* **STATED PROBLEM**
Write out the material exactly, leaving every picture behind.

* **DATASET ROWS**

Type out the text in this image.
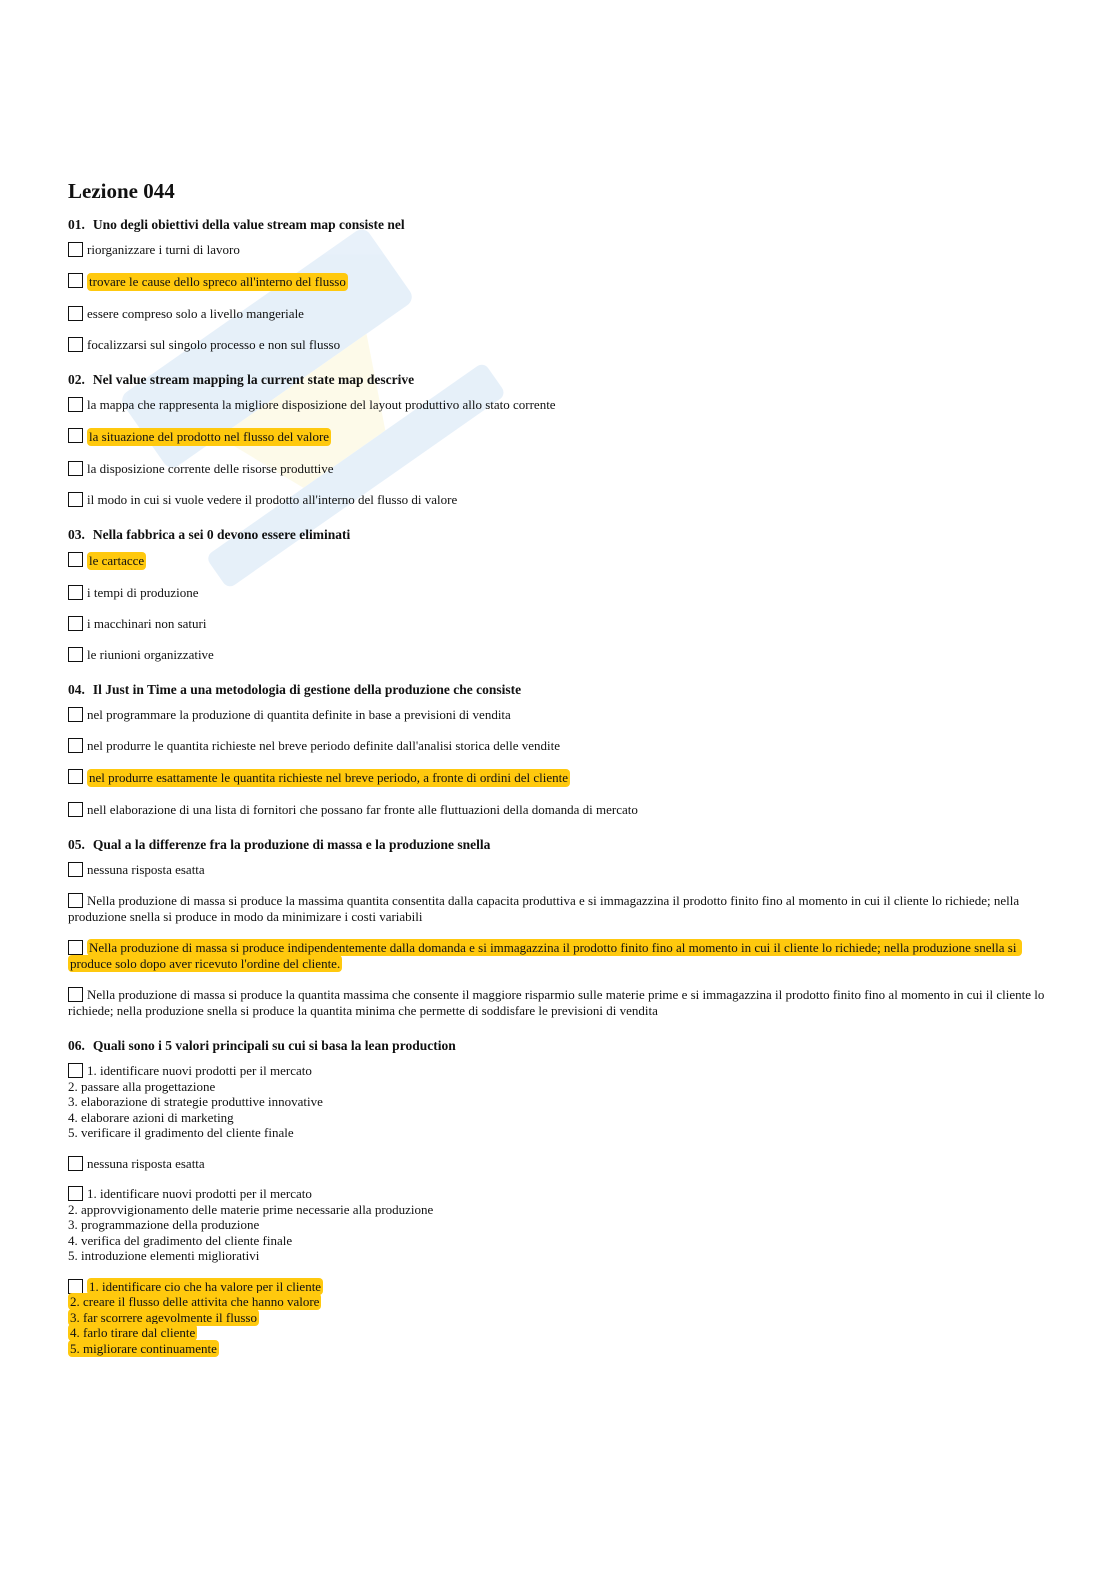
Lezione 044
01. Uno degli obiettivi della value stream map consiste nel
riorganizzare i turni di lavoro
trovare le cause dello spreco all'interno del flusso
essere compreso solo a livello mangeriale
focalizzarsi sul singolo processo e non sul flusso
02. Nel value stream mapping la current state map descrive
la mappa che rappresenta la migliore disposizione del layout produttivo allo stato corrente
la situazione del prodotto nel flusso del valore
la disposizione corrente delle risorse produttive
il modo in cui si vuole vedere il prodotto all'interno del flusso di valore
03. Nella fabbrica a sei 0 devono essere eliminati
le cartacce
i tempi di produzione
i macchinari non saturi
le riunioni organizzative
04. Il Just in Time a una metodologia di gestione della produzione che consiste
nel programmare la produzione di quantita definite in base a previsioni di vendita
nel produrre le quantita richieste nel breve periodo definite dall'analisi storica delle vendite
nel produrre esattamente le quantita richieste nel breve periodo, a fronte di ordini del cliente
nell elaborazione di una lista di fornitori che possano far fronte alle fluttuazioni della domanda di mercato
05. Qual a la differenze fra la produzione di massa e la produzione snella
nessuna risposta esatta
Nella produzione di massa si produce la massima quantita consentita dalla capacita produttiva e si immagazzina il prodotto finito fino al momento in cui il cliente lo richiede; nella produzione snella si produce in modo da minimizare i costi variabili
Nella produzione di massa si produce indipendentemente dalla domanda e si immagazzina il prodotto finito fino al momento in cui il cliente lo richiede; nella produzione snella si produce solo dopo aver ricevuto l'ordine del cliente.
Nella produzione di massa si produce la quantita massima che consente il maggiore risparmio sulle materie prime e si immagazzina il prodotto finito fino al momento in cui il cliente lo richiede; nella produzione snella si produce la quantita minima che permette di soddisfare le previsioni di vendita
06. Quali sono i 5 valori principali su cui si basa la lean production
1. identificare nuovi prodotti per il mercato
2. passare alla progettazione
3. elaborazione di strategie produttive innovative
4. elaborare azioni di marketing
5. verificare il gradimento del cliente finale
nessuna risposta esatta
1. identificare nuovi prodotti per il mercato
2. approvvigionamento delle materie prime necessarie alla produzione
3. programmazione della produzione
4. verifica del gradimento del cliente finale
5. introduzione elementi migliorativi
1. identificare cio che ha valore per il cliente
2. creare il flusso delle attivita che hanno valore
3. far scorrere agevolmente il flusso
4. farlo tirare dal cliente
5. migliorare continuamente
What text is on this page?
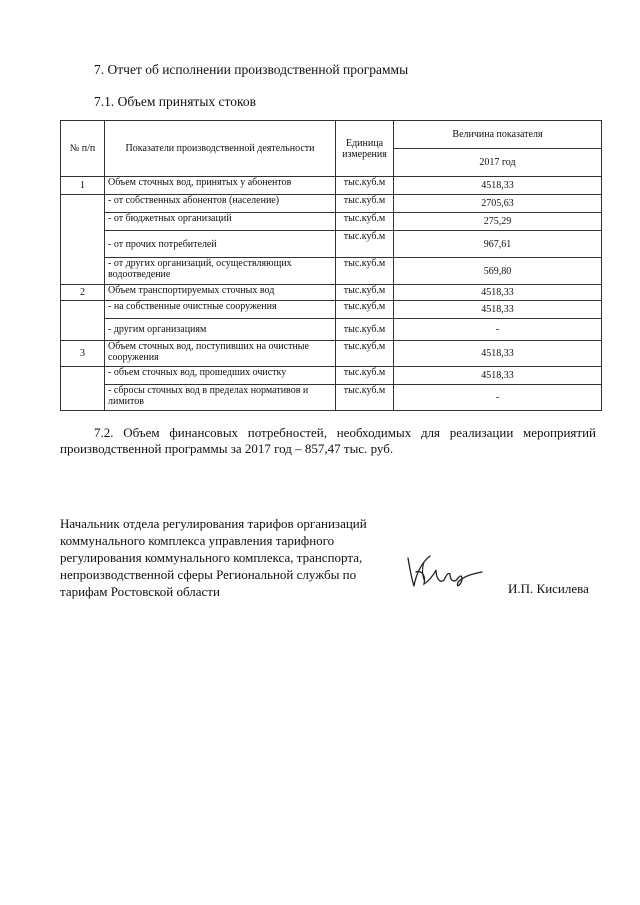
7. Отчет об исполнении производственной программы
7.1. Объем принятых стоков
№ п/п	Показатели производственной деятельности	Единица измерения	Величина показателя
			2017 год
1	Объем сточных вод, принятых у абонентов	тыс.куб.м	4518,33
	- от собственных абонентов (население)	тыс.куб.м	2705,63
	- от бюджетных организаций	тыс.куб.м	275,29
	- от прочих потребителей	тыс.куб.м	967,61
	- от других организаций, осуществляющих водоотведение	тыс.куб.м	569,80
2	Объем транспортируемых сточных вод	тыс.куб.м	4518,33
	- на собственные очистные сооружения	тыс.куб.м	4518,33
	- другим организациям	тыс.куб.м	-
3	Объем сточных вод, поступивших на очистные сооружения	тыс.куб.м	4518,33
	- объем сточных вод, прошедших очистку	тыс.куб.м	4518,33
	- сбросы сточных вод в пределах нормативов и лимитов	тыс.куб.м	-
7.2. Объем финансовых потребностей, необходимых для реализации мероприятий производственной программы за 2017 год – 857,47 тыс. руб.
Начальник отдела регулирования тарифов организаций коммунального комплекса управления тарифного регулирования коммунального комплекса, транспорта, непроизводственной сферы Региональной службы по тарифам Ростовской области	И.П. Кисилева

* **FINISHED EXERCISE**
Type out the text in this image.
Lezione 044
01. Uno degli obiettivi della value stream map consiste nel
riorganizzare i turni di lavoro
trovare le cause dello spreco all'interno del flusso
essere compreso solo a livello mangeriale
focalizzarsi sul singolo processo e non sul flusso
02. Nel value stream mapping la current state map descrive
la mappa che rappresenta la migliore disposizione del layout produttivo allo stato corrente
la situazione del prodotto nel flusso del valore
la disposizione corrente delle risorse produttive
il modo in cui si vuole vedere il prodotto all'interno del flusso di valore
03. Nella fabbrica a sei 0 devono essere eliminati
le cartacce
i tempi di produzione
i macchinari non saturi
le riunioni organizzative
04. Il Just in Time a una metodologia di gestione della produzione che consiste
nel programmare la produzione di quantita definite in base a previsioni di vendita
nel produrre le quantita richieste nel breve periodo definite dall'analisi storica delle vendite
nel produrre esattamente le quantita richieste nel breve periodo, a fronte di ordini del cliente
nell elaborazione di una lista di fornitori che possano far fronte alle fluttuazioni della domanda di mercato
05. Qual a la differenze fra la produzione di massa e la produzione snella
nessuna risposta esatta
Nella produzione di massa si produce la massima quantita consentita dalla capacita produttiva e si immagazzina il prodotto finito fino al momento in cui il cliente lo richiede; nella produzione snella si produce in modo da minimizare i costi variabili
Nella produzione di massa si produce indipendentemente dalla domanda e si immagazzina il prodotto finito fino al momento in cui il cliente lo richiede; nella produzione snella si produce solo dopo aver ricevuto l'ordine del cliente.
Nella produzione di massa si produce la quantita massima che consente il maggiore risparmio sulle materie prime e si immagazzina il prodotto finito fino al momento in cui il cliente lo richiede; nella produzione snella si produce la quantita minima che permette di soddisfare le previsioni di vendita
06. Quali sono i 5 valori principali su cui si basa la lean production
1. identificare nuovi prodotti per il mercato
2. passare alla progettazione
3. elaborazione di strategie produttive innovative
4. elaborare azioni di marketing
5. verificare il gradimento del cliente finale
nessuna risposta esatta
1. identificare nuovi prodotti per il mercato
2. approvvigionamento delle materie prime necessarie alla produzione
3. programmazione della produzione
4. verifica del gradimento del cliente finale
5. introduzione elementi migliorativi
1. identificare cio che ha valore per il cliente
2. creare il flusso delle attivita che hanno valore
3. far scorrere agevolmente il flusso
4. farlo tirare dal cliente
5. migliorare continuamente
What text is on this page?
7. Отчет об исполнении производственной программы
7.1. Объем принятых стоков
№ п/п	Показатели производственной деятельности	Единица измерения	Величина показателя
			2017 год
1	Объем сточных вод, принятых у абонентов	тыс.куб.м	4518,33
	- от собственных абонентов (население)	тыс.куб.м	2705,63
	- от бюджетных организаций	тыс.куб.м	275,29
	- от прочих потребителей	тыс.куб.м	967,61
	- от других организаций, осуществляющих водоотведение	тыс.куб.м	569,80
2	Объем транспортируемых сточных вод	тыс.куб.м	4518,33
	- на собственные очистные сооружения	тыс.куб.м	4518,33
	- другим организациям	тыс.куб.м	-
3	Объем сточных вод, поступивших на очистные сооружения	тыс.куб.м	4518,33
	- объем сточных вод, прошедших очистку	тыс.куб.м	4518,33
	- сбросы сточных вод в пределах нормативов и лимитов	тыс.куб.м	-
7.2. Объем финансовых потребностей, необходимых для реализации мероприятий производственной программы за 2017 год – 857,47 тыс. руб.
Начальник отдела регулирования тарифов организаций коммунального комплекса управления тарифного регулирования коммунального комплекса, транспорта, непроизводственной сферы Региональной службы по тарифам Ростовской области	И.П. Кисилева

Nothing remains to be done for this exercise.